**Problem requirements:** Without skipping anything, write out each record below exactly.
══ Exercise inputs
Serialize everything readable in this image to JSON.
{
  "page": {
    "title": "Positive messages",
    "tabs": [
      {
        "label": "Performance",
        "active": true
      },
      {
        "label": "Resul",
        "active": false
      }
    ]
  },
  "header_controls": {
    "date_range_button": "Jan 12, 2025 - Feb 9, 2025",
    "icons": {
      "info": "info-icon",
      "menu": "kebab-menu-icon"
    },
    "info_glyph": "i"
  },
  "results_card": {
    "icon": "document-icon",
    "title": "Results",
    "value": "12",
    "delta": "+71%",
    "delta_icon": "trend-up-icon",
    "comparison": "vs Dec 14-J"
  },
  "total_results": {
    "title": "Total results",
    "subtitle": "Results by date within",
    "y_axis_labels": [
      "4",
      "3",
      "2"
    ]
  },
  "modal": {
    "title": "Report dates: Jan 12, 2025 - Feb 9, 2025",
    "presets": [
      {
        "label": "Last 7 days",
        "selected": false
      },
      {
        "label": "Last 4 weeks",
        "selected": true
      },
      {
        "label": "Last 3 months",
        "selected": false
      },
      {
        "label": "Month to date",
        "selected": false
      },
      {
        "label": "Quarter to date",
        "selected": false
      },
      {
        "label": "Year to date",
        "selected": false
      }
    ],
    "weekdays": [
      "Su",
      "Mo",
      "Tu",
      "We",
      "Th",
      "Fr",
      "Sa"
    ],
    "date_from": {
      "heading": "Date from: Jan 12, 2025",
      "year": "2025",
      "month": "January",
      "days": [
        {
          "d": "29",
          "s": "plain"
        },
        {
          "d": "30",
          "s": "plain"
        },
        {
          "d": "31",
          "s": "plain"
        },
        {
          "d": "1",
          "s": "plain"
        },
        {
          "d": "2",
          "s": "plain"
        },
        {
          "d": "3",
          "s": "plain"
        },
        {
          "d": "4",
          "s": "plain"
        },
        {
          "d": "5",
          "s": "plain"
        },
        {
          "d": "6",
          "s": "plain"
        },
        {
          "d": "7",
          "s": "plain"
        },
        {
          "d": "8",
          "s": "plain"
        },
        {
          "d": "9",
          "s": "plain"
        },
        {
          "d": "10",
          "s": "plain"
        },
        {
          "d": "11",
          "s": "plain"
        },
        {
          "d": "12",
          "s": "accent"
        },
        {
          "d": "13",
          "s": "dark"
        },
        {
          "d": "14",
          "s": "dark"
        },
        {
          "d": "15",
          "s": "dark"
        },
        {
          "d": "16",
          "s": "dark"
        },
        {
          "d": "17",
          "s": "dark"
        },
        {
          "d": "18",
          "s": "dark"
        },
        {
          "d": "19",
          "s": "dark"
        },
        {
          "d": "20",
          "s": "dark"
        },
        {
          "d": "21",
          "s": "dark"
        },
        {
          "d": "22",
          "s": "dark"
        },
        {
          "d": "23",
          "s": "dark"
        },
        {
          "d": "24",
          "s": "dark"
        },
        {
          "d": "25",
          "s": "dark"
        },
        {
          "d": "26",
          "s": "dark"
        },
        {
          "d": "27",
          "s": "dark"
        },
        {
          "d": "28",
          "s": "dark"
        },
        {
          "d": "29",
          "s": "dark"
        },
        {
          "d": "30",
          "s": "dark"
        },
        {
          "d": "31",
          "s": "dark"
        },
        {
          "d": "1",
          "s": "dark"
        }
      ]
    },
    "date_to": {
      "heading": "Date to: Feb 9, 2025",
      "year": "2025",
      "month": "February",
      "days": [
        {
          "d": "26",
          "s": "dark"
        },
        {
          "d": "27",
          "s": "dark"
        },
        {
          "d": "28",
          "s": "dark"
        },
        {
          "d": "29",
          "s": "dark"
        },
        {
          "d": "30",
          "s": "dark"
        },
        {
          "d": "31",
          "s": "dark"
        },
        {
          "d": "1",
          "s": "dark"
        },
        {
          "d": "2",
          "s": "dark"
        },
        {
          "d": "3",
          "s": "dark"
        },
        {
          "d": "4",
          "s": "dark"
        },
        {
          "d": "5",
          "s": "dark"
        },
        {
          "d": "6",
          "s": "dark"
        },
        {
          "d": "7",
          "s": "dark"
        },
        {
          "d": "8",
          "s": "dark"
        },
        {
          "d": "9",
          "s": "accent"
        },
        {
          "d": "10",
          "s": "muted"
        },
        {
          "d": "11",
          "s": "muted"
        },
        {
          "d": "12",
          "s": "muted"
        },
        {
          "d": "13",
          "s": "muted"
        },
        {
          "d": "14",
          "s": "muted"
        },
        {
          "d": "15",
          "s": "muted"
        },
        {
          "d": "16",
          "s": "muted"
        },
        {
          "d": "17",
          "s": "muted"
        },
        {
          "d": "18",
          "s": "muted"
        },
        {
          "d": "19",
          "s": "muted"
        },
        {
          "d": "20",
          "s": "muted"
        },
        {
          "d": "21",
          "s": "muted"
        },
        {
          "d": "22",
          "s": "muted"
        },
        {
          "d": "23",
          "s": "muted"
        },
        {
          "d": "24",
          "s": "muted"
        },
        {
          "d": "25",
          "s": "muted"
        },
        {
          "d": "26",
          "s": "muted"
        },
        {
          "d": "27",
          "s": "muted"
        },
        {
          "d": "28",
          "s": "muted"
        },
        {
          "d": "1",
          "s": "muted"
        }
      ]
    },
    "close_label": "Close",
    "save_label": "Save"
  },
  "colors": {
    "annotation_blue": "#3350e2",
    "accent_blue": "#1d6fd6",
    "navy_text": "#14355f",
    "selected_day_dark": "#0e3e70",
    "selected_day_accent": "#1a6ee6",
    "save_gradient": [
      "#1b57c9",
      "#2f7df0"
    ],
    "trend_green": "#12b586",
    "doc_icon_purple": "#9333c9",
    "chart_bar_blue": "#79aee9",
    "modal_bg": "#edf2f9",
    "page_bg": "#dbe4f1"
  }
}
════
**Exercise result:**
Serialize everything readable in this image to JSON.
{
  "page": {
    "title": "Positive messages",
    "tabs": [
      {
        "label": "Performance",
        "active": true
      },
      {
        "label": "Resul",
        "active": false
      }
    ]
  },
  "header_controls": {
    "date_range_button": "Jan 12, 2025 - Feb 9, 2025",
    "icons": {
      "info": "info-icon",
      "menu": "kebab-menu-icon"
    },
    "info_glyph": "i"
  },
  "results_card": {
    "icon": "document-icon",
    "title": "Results",
    "value": "12",
    "delta": "+71%",
    "delta_icon": "trend-up-icon",
    "comparison": "vs Dec 14-J"
  },
  "total_results": {
    "title": "Total results",
    "subtitle": "Results by date within",
    "y_axis_labels": [
      "4",
      "3",
      "2"
    ]
  },
  "modal": {
    "title": "Report dates: Jan 12, 2025 - Feb 9, 2025",
    "presets": [
      {
        "label": "Last 7 days",
        "selected": false
      },
      {
        "label": "Last 4 weeks",
        "selected": true
      },
      {
        "label": "Last 3 months",
        "selected": false
      },
      {
        "label": "Month to date",
        "selected": false
      },
      {
        "label": "Quarter to date",
        "selected": false
      },
      {
        "label": "Year to date",
        "selected": false
      }
    ],
    "weekdays": [
      "Su",
      "Mo",
      "Tu",
      "We",
      "Th",
      "Fr",
      "Sa"
    ],
    "date_from": {
      "heading": "Date from: Jan 12, 2025",
      "year": "2025",
      "month": "January",
      "days": [
        {
          "d": "29",
          "s": "plain"
        },
        {
          "d": "30",
          "s": "plain"
        },
        {
          "d": "31",
          "s": "plain"
        },
        {
          "d": "1",
          "s": "plain"
        },
        {
          "d": "2",
          "s": "plain"
        },
        {
          "d": "3",
          "s": "plain"
        },
        {
          "d": "4",
          "s": "plain"
        },
        {
          "d": "5",
          "s": "plain"
        },
        {
          "d": "6",
          "s": "plain"
        },
        {
          "d": "7",
          "s": "plain"
        },
        {
          "d": "8",
          "s": "plain"
        },
        {
          "d": "9",
          "s": "plain"
        },
        {
          "d": "10",
          "s": "plain"
        },
        {
          "d": "11",
          "s": "plain"
        },
        {
          "d": "12",
          "s": "accent"
        },
        {
          "d": "13",
          "s": "dark"
        },
        {
          "d": "14",
          "s": "dark"
        },
        {
          "d": "15",
          "s": "dark"
        },
        {
          "d": "16",
          "s": "dark"
        },
        {
          "d": "17",
          "s": "dark"
        },
        {
          "d": "18",
          "s": "dark"
        },
        {
          "d": "19",
          "s": "dark"
        },
        {
          "d": "20",
          "s": "dark"
        },
        {
          "d": "21",
          "s": "dark"
        },
        {
          "d": "22",
          "s": "dark"
        },
        {
          "d": "23",
          "s": "dark"
        },
        {
          "d": "24",
          "s": "dark"
        },
        {
          "d": "25",
          "s": "dark"
        },
        {
          "d": "26",
          "s": "dark"
        },
        {
          "d": "27",
          "s": "dark"
        },
        {
          "d": "28",
          "s": "dark"
        },
        {
          "d": "29",
          "s": "dark"
        },
        {
          "d": "30",
          "s": "dark"
        },
        {
          "d": "31",
          "s": "dark"
        },
        {
          "d": "1",
          "s": "dark"
        }
      ]
    },
    "date_to": {
      "heading": "Date to: Feb 9, 2025",
      "year": "2025",
      "month": "February",
      "days": [
        {
          "d": "26",
          "s": "dark"
        },
        {
          "d": "27",
          "s": "dark"
        },
        {
          "d": "28",
          "s": "dark"
        },
        {
          "d": "29",
          "s": "dark"
        },
        {
          "d": "30",
          "s": "dark"
        },
        {
          "d": "31",
          "s": "dark"
        },
        {
          "d": "1",
          "s": "dark"
        },
        {
          "d": "2",
          "s": "dark"
        },
        {
          "d": "3",
          "s": "dark"
        },
        {
          "d": "4",
          "s": "dark"
        },
        {
          "d": "5",
          "s": "dark"
        },
        {
          "d": "6",
          "s": "dark"
        },
        {
          "d": "7",
          "s": "dark"
        },
        {
          "d": "8",
          "s": "dark"
        },
        {
          "d": "9",
          "s": "accent"
        },
        {
          "d": "10",
          "s": "muted"
        },
        {
          "d": "11",
          "s": "muted"
        },
        {
          "d": "12",
          "s": "muted"
        },
        {
          "d": "13",
          "s": "muted"
        },
        {
          "d": "14",
          "s": "muted"
        },
        {
          "d": "15",
          "s": "muted"
        },
        {
          "d": "16",
          "s": "muted"
        },
        {
          "d": "17",
          "s": "muted"
        },
        {
          "d": "18",
          "s": "muted"
        },
        {
          "d": "19",
          "s": "muted"
        },
        {
          "d": "20",
          "s": "muted"
        },
        {
          "d": "21",
          "s": "muted"
        },
        {
          "d": "22",
          "s": "muted"
        },
        {
          "d": "23",
          "s": "muted"
        },
        {
          "d": "24",
          "s": "muted"
        },
        {
          "d": "25",
          "s": "muted"
        },
        {
          "d": "26",
          "s": "muted"
        },
        {
          "d": "27",
          "s": "muted"
        },
        {
          "d": "28",
          "s": "muted"
        },
        {
          "d": "1",
          "s": "muted"
        }
      ]
    },
    "close_label": "Close",
    "save_label": "Save"
  },
  "colors": {
    "annotation_blue": "#3350e2",
    "accent_blue": "#1d6fd6",
    "navy_text": "#14355f",
    "selected_day_dark": "#0e3e70",
    "selected_day_accent": "#1a6ee6",
    "save_gradient": [
      "#1b57c9",
      "#2f7df0"
    ],
    "trend_green": "#12b586",
    "doc_icon_purple": "#9333c9",
    "chart_bar_blue": "#79aee9",
    "modal_bg": "#edf2f9",
    "page_bg": "#dbe4f1"
  }
}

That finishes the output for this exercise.